- Required work
Copy every line that contains the string "color" from the entries below.

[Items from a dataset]
● ● ●
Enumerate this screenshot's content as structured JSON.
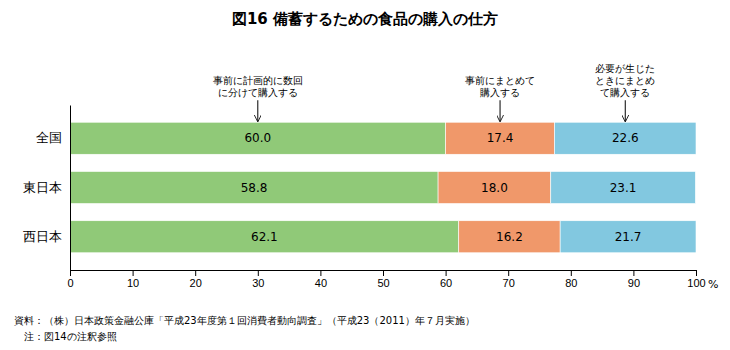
{
  "chart_data": {
    "type": "bar",
    "orientation": "horizontal",
    "stacked": true,
    "data_labels": true,
    "title": "図16   備蓄するための食品の購入の仕方",
    "categories": [
      "全国",
      "東日本",
      "西日本"
    ],
    "series": [
      {
        "color": "#90C978",
        "values": [
          60.0,
          58.8,
          62.1
        ],
        "value_labels": [
          "60.0",
          "58.8",
          "62.1"
        ],
        "annotation": [
          "事前に計画的に数回",
          "に分けて購入する"
        ]
      },
      {
        "color": "#F0986A",
        "values": [
          17.4,
          18.0,
          16.2
        ],
        "value_labels": [
          "17.4",
          "18.0",
          "16.2"
        ],
        "annotation": [
          "事前にまとめて",
          "購入する"
        ]
      },
      {
        "color": "#82C8E0",
        "values": [
          22.6,
          23.1,
          21.7
        ],
        "value_labels": [
          "22.6",
          "23.1",
          "21.7"
        ],
        "annotation": [
          "必要が生じた",
          "ときにまとめ",
          "て購入する"
        ]
      }
    ],
    "xlabel": "%",
    "xlim": [
      0,
      100
    ],
    "xticks": [
      0,
      10,
      20,
      30,
      40,
      50,
      60,
      70,
      80,
      90,
      100
    ],
    "grid": false,
    "footnotes": [
      "資料：（株）日本政策金融公庫「平成23年度第１回消費者動向調査」（平成23（2011）年７月実施）",
      "　注：図14の注釈参照"
    ]
  }
}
● ● ●
- Response to the exercise
        "color": "#90C978",
        "color": "#F0986A",
        "color": "#82C8E0",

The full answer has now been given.